(Dataset rows)
###

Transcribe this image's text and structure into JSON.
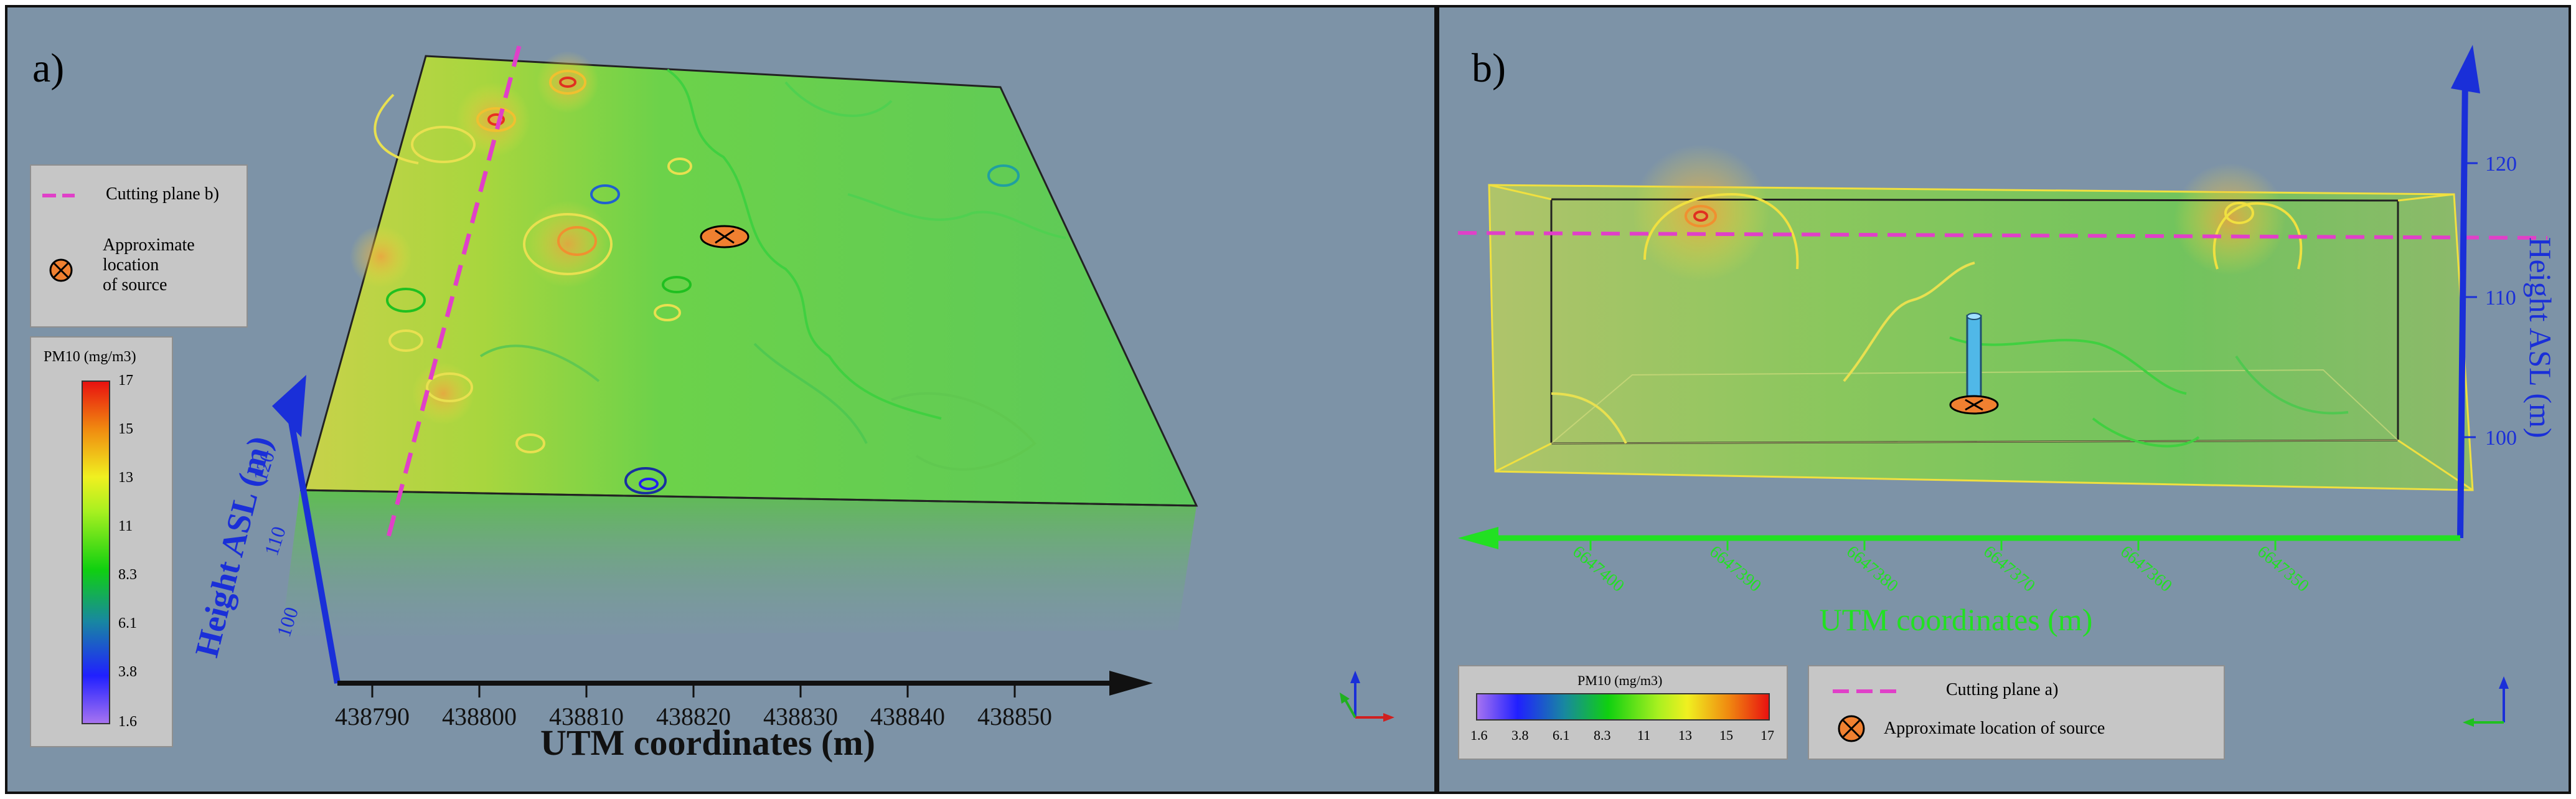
{
  "panel_a": {
    "label": "a)",
    "x_axis_title": "UTM coordinates (m)",
    "x_ticks": [
      "438790",
      "438800",
      "438810",
      "438820",
      "438830",
      "438840",
      "438850"
    ],
    "z_axis_title": "Height ASL (m)",
    "z_ticks": [
      "120",
      "110",
      "100"
    ],
    "legend": {
      "cutting_plane_label": "Cutting plane b)",
      "source_label_lines": [
        "Approximate",
        "location",
        "of source"
      ]
    },
    "colorbar": {
      "title": "PM10 (mg/m3)",
      "ticks": [
        "17",
        "15",
        "13",
        "11",
        "8.3",
        "6.1",
        "3.8",
        "1.6"
      ]
    }
  },
  "panel_b": {
    "label": "b)",
    "x_axis_title": "UTM coordinates (m)",
    "x_ticks": [
      "6647400",
      "6647390",
      "6647380",
      "6647370",
      "6647360",
      "6647350"
    ],
    "z_axis_title": "Height ASL (m)",
    "z_ticks": [
      "120",
      "110",
      "100"
    ],
    "legend": {
      "cutting_plane_label": "Cutting plane a)",
      "source_label": "Approximate location of source"
    },
    "colorbar": {
      "title": "PM10 (mg/m3)",
      "ticks": [
        "1.6",
        "3.8",
        "6.1",
        "8.3",
        "11",
        "13",
        "15",
        "17"
      ]
    }
  },
  "colors": {
    "background": "#7d93a7",
    "cutting_plane": "#e040c8",
    "axis_blue": "#1a2fd8",
    "axis_green": "#22e022",
    "source_marker": "#f08030"
  }
}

###

◆ The exercise
Using the listing, copy every line where the word "Approximate" shows up.

◆ Reply
        "Approximate",
      "source_label": "Approximate location of source"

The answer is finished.